OBJECTIF DE L'EXERCICE
Prolongez l'extrait sur le marché des engrais azotés en reprenant juste après sa dernière phrase.

Face à l’augmentation significative de la demande en engrais azotés, le coût du gaz a joué un rôle prépondérant dans la délocalisation des lieux de production d’engrais. Ils se sont reportés vers des zones disposant d’importantes ressources de gaz - à bas coût d’exploitation - pour l’extraction, la transformation et le transport. Ainsi, en 2008, la Russie, le Qatar et l’Iran, détenteurs de 60% des réserves mondiales de gaz (CIA World Factbook, 2021), ont-ils décidé de former une “troïka” du gaz, aussi surnommée “cartel” du gaz. Les termes sont évocateurs ! Cet éloignement entre sites de production et bassins de consommation aura donc favorisé l’incertitude sur la production et l’approvisionnement d’engrais, augmentant ainsi la volatilité des prix et laissant place à la spéculation. Ce sujet de volatilité du marché des engrais est une préoccupation majeure puisqu’il se traduit par des risques économiques importants pour les agriculteurs.
Le marché européen des engrais azotés est désormais soumis à l’évolution du contexte géopolitique mondial. On le voit bien avec la Russie qui a récemment mis à profit sa position dominante sur la production d’engrais et de gaz pour en faire des armes politiques (Parlement européen, 2023). Le contexte est posé : après la forte reprise économique post-Covid, et le prix des engrais commençant à flamber dès début 2021 à cause de stocks trop bas (Chambre d’agriculture Normandie, 2022), l’invasion de l’Ukraine par la Russie en 2022 a profondément bouleversé un marché des engrais déjà chahuté. En effet, l'Europe produit certes une partie de ses engrais, mais cela est loin d'être suffisant pour répondre à ses besoins et, surtout, la production est quasiment entièrement dépendante de gaz importé. Son sort est donc tout particulièrement lié à la Russie, dans la mesure où 40% de son approvisionnement en gaz proviennent de ce pays (Jacob Hansen, directeur général de Fertilizers Europe, l’Association européenne des fabricants d’engrais, à EURACTIV, 2022).

[Entrées de données enregistrées]
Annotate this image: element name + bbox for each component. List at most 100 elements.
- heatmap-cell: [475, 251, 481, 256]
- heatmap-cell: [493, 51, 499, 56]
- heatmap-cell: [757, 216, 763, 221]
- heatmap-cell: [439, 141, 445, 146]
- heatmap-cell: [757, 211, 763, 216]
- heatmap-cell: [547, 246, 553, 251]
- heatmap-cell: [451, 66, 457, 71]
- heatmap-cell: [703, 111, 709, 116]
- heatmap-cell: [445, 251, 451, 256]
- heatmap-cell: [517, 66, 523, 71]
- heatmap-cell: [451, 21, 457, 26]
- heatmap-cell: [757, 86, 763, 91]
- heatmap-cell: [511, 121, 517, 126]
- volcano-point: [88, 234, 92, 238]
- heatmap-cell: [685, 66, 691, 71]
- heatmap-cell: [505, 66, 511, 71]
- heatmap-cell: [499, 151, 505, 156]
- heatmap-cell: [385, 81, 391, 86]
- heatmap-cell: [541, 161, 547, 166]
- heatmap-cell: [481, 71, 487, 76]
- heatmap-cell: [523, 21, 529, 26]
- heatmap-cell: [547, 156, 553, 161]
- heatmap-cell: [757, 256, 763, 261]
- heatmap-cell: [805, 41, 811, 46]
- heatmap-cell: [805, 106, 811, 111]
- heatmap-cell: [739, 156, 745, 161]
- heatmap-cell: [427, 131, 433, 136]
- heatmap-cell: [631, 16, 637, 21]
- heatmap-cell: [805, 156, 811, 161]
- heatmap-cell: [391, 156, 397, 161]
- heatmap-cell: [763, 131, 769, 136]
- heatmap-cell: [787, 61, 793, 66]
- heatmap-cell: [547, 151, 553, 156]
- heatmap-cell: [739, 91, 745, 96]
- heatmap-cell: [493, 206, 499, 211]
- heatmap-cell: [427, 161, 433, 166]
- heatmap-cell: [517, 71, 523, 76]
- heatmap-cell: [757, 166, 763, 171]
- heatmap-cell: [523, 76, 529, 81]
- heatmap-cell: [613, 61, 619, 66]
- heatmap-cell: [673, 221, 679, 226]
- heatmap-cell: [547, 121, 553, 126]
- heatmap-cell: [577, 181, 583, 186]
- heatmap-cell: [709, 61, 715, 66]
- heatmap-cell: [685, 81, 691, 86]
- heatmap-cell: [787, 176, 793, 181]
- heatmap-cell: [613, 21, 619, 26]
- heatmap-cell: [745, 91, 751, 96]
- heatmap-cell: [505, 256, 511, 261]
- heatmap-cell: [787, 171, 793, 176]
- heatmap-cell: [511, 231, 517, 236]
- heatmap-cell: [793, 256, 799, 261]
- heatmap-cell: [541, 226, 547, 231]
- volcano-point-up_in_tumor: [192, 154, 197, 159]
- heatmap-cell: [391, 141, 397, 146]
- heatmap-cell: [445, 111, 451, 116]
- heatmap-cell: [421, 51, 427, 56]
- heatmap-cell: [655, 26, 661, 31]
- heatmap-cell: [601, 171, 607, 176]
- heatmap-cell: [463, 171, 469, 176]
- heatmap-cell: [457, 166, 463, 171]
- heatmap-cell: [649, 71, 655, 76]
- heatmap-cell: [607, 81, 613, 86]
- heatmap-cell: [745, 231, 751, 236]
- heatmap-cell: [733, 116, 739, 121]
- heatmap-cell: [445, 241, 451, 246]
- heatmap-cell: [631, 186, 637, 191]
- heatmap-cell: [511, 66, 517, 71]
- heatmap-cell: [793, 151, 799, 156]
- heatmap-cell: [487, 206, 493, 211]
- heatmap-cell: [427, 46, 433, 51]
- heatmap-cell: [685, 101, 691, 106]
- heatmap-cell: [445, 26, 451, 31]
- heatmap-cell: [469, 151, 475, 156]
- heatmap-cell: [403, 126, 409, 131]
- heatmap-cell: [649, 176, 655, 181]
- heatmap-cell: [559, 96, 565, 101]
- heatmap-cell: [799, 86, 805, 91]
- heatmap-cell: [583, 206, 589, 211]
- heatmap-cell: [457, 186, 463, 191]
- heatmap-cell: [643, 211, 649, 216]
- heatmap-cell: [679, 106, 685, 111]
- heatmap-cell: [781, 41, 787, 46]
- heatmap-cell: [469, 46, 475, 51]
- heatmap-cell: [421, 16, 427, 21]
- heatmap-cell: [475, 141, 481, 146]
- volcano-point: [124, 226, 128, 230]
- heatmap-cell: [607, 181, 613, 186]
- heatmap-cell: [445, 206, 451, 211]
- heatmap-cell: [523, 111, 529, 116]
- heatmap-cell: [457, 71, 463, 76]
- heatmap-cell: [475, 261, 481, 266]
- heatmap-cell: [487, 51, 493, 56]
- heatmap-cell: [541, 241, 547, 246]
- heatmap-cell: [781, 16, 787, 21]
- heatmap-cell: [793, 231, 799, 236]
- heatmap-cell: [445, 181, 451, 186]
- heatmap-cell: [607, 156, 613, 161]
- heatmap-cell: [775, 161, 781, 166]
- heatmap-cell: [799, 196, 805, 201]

PROBLÈME RÉSOLU
Quand Vladimir Poutine, pour faire pression, a décidé de “couper le robinet du gaz” via le gazoduc Nord Stream en septembre 2022 - suite à la proposition de la Commission européenne d’instaurer un plafonnement des prix -, l’Europe a ainsi assisté à une flambée spectaculaire du prix du gaz, au point que 70% des fabricants européens d’engrais ont cessé leur production. Toutefois, si les importations en engrais depuis la Russie se sont quasiment taries suite à cet épisode, elles ont repris depuis la fin de l’année 2022 (Nicolas Ferenczi, responsable des affaires internationales de l’Association Générale des Producteurs de Blé, 2023). Concernant la production européenne, celle-ci a redémarré mais certaines usines ne tournent pas encore à plein régime et 30% sont toujours à l’arrêt.
Toujours est-il que cette guerre a créé une instabilité politique et économique ainsi que de fortes répercussions sur le secteur des engrais. Elle a mis en lumière la dépendance accrue des pays européens aux importations d’engrais et de gaz russes. Cette situation de dépendance concerne aussi de nombreuses régions du monde comme l'Afrique ou encore l'Amérique du sud qui subissent de plein fouet la volatlité des prix. Si les prix se rapprochent depuis peu de leurs niveaux d’avant-guerre, le conflit va continuer à peser sur les marchés à court et long terme. La question qui se pose maintenant est de savoir quelles sont les solutions alternatives durables pour la production d'engrais azotés.